Figure collection entries
>>>
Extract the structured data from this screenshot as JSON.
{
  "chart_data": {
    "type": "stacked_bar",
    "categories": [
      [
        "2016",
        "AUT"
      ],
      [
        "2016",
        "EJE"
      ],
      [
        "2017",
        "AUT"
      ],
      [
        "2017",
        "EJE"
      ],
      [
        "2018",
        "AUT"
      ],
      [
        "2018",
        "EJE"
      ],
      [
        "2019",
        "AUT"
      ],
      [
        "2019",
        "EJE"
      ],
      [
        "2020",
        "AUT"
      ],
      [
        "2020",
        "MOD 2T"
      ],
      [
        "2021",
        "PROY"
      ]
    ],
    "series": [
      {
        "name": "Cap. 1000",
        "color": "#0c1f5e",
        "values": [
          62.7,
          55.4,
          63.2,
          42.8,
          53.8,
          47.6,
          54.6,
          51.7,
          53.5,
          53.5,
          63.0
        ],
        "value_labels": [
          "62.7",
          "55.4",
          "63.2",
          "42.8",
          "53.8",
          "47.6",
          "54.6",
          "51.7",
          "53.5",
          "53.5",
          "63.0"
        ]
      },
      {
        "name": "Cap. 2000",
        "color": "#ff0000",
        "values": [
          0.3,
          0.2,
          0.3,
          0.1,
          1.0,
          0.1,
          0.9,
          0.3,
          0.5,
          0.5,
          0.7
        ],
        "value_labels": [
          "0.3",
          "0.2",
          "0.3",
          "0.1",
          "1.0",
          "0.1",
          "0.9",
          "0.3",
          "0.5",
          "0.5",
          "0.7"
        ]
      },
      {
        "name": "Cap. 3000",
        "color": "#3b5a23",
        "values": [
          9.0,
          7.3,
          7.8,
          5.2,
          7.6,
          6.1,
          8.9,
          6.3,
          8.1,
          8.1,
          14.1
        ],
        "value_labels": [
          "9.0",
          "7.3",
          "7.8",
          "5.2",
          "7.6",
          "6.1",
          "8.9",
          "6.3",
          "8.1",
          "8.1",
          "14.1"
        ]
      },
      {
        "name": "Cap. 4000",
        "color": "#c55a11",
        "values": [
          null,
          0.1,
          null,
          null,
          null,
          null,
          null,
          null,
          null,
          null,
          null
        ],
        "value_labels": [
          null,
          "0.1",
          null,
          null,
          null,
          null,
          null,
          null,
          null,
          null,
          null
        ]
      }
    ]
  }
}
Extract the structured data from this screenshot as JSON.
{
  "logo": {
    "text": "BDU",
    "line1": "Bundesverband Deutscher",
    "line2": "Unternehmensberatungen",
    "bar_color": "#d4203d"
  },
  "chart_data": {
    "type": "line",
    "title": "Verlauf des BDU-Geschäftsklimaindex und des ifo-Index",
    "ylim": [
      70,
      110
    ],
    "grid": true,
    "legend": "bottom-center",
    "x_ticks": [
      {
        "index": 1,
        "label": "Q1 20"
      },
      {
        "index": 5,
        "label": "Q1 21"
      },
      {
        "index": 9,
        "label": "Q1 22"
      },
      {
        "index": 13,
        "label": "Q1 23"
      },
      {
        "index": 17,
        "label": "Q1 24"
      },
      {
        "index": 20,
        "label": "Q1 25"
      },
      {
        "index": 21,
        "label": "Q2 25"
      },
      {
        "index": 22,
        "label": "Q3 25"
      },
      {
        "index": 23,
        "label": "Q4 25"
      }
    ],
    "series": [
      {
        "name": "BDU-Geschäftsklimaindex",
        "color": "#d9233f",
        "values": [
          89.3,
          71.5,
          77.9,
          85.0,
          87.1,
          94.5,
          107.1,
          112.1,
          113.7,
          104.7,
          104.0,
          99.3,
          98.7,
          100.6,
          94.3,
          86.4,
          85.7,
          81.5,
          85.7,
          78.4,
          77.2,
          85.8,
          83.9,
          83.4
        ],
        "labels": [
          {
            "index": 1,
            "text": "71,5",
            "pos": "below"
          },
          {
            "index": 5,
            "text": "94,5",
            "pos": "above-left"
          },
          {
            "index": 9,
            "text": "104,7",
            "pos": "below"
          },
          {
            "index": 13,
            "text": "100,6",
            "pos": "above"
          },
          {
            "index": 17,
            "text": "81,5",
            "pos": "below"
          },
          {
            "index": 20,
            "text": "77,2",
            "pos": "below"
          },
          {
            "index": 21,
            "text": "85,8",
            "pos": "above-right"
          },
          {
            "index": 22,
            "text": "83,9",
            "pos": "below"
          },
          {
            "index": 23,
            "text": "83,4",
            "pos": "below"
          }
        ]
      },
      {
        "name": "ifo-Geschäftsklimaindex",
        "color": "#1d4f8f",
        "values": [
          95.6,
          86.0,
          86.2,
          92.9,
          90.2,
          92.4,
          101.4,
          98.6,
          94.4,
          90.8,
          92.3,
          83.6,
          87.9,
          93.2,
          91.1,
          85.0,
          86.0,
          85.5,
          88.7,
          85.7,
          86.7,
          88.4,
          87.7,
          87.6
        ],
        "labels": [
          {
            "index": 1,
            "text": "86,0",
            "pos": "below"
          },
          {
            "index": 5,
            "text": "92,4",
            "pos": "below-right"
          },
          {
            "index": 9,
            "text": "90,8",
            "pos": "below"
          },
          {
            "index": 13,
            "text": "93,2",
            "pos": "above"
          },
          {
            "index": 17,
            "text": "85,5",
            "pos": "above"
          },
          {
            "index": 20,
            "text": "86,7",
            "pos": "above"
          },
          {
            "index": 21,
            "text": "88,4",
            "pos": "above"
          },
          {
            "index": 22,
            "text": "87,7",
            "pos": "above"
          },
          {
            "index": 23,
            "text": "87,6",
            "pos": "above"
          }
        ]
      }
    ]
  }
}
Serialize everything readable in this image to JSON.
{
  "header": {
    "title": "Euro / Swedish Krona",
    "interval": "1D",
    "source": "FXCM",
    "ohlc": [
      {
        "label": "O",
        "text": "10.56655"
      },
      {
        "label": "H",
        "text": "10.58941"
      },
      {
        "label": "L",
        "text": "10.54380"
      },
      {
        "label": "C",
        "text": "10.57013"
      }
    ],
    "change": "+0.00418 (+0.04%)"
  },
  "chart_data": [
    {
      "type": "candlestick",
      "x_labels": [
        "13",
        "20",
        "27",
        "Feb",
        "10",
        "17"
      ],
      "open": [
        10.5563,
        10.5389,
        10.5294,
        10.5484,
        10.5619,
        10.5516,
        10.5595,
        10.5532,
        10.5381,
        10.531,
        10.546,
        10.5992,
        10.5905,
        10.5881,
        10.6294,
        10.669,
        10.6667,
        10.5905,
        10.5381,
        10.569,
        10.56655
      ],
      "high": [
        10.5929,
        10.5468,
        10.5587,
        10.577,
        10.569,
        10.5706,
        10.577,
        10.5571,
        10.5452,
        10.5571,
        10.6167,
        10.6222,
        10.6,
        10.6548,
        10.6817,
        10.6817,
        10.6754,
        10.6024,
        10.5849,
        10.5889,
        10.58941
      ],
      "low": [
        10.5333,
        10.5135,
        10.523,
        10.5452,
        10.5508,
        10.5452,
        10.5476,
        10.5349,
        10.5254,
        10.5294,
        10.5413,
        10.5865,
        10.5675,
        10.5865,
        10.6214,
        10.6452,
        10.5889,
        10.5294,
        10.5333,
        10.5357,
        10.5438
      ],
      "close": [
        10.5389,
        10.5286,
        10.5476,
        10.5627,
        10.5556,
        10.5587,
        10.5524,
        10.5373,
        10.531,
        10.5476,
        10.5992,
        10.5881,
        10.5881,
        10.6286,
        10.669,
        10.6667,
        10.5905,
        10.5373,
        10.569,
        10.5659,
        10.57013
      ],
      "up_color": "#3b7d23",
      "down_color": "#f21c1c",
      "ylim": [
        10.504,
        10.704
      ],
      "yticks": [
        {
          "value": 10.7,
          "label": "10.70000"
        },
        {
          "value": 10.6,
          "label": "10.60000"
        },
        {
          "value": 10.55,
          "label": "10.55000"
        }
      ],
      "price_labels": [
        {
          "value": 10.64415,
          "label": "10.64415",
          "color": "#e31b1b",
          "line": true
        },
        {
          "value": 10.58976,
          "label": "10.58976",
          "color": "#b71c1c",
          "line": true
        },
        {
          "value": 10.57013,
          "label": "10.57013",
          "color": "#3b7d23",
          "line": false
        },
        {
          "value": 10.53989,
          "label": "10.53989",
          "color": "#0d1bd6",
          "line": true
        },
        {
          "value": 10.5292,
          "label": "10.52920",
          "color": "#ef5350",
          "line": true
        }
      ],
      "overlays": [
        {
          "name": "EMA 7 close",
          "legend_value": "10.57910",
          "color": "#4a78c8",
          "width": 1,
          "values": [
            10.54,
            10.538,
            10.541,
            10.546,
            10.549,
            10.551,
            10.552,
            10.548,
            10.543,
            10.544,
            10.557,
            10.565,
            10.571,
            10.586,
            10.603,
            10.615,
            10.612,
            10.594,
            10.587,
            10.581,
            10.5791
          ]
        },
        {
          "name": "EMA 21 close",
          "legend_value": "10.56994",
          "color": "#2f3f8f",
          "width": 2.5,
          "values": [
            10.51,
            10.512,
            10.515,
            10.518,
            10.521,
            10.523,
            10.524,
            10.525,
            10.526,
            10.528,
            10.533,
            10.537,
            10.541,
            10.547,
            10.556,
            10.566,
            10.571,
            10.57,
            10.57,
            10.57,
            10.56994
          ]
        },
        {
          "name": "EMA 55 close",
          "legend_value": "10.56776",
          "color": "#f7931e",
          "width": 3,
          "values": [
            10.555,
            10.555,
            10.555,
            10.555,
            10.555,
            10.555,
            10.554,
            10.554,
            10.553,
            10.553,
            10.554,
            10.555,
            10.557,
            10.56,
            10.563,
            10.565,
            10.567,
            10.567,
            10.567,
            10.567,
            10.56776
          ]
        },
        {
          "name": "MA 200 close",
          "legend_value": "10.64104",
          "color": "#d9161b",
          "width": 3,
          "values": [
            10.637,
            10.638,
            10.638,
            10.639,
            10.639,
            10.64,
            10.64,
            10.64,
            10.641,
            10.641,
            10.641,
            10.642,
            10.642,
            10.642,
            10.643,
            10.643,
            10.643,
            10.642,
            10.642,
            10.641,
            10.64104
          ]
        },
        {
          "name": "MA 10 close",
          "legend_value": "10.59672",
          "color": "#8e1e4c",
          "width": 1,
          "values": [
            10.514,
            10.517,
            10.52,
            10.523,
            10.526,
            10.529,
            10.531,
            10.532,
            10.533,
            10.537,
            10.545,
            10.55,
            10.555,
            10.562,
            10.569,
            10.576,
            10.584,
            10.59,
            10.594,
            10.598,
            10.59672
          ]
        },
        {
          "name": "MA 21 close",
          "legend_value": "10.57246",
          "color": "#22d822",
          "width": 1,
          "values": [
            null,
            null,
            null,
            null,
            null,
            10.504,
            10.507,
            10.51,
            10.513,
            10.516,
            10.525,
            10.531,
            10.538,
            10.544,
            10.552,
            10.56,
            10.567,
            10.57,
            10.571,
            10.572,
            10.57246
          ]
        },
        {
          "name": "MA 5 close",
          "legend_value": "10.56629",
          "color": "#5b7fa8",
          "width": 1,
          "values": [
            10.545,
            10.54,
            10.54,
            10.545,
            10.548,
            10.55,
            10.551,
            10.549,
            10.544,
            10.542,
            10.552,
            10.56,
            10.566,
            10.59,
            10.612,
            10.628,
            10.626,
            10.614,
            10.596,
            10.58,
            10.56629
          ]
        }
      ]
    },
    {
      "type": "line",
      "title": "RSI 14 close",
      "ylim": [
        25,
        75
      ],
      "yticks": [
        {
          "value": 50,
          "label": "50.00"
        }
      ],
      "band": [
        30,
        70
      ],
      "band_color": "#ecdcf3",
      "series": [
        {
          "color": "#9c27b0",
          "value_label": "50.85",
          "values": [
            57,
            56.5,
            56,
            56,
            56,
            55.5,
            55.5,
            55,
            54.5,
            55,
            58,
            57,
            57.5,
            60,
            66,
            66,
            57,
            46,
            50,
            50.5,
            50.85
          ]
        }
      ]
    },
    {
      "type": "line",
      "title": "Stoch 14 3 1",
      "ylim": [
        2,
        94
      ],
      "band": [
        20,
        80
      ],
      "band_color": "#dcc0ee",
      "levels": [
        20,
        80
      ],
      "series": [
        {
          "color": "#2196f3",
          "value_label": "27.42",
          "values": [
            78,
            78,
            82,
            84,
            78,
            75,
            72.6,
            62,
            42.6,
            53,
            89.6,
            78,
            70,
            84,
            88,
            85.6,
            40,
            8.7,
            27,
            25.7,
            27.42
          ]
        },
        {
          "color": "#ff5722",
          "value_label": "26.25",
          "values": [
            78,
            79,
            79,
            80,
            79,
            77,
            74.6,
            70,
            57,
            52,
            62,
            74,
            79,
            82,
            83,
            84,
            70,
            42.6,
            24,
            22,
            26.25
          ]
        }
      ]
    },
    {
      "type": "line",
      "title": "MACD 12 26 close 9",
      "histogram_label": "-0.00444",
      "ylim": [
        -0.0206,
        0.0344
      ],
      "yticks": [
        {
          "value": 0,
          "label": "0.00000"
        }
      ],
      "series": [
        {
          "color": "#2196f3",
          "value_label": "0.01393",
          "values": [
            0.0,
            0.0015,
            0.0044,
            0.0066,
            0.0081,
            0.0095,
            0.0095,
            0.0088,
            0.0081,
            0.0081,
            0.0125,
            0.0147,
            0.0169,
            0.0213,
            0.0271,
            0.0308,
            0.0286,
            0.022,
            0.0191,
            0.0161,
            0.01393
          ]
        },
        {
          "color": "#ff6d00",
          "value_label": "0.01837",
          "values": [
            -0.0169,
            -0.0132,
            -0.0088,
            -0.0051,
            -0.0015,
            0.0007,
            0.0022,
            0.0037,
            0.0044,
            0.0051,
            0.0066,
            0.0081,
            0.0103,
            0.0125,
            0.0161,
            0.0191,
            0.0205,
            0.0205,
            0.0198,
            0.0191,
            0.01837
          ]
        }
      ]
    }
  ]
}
<<<
Exercise details = Scan the lines for the string "close". Copy out each line that matches.

Exercise answer =
      "close": [
          "name": "EMA 7 close",
          "name": "EMA 21 close",
          "name": "EMA 55 close",
          "name": "MA 200 close",
          "name": "MA 10 close",
          "name": "MA 21 close",
          "name": "MA 5 close",
      "title": "RSI 14 close",
      "title": "MACD 12 26 close 9",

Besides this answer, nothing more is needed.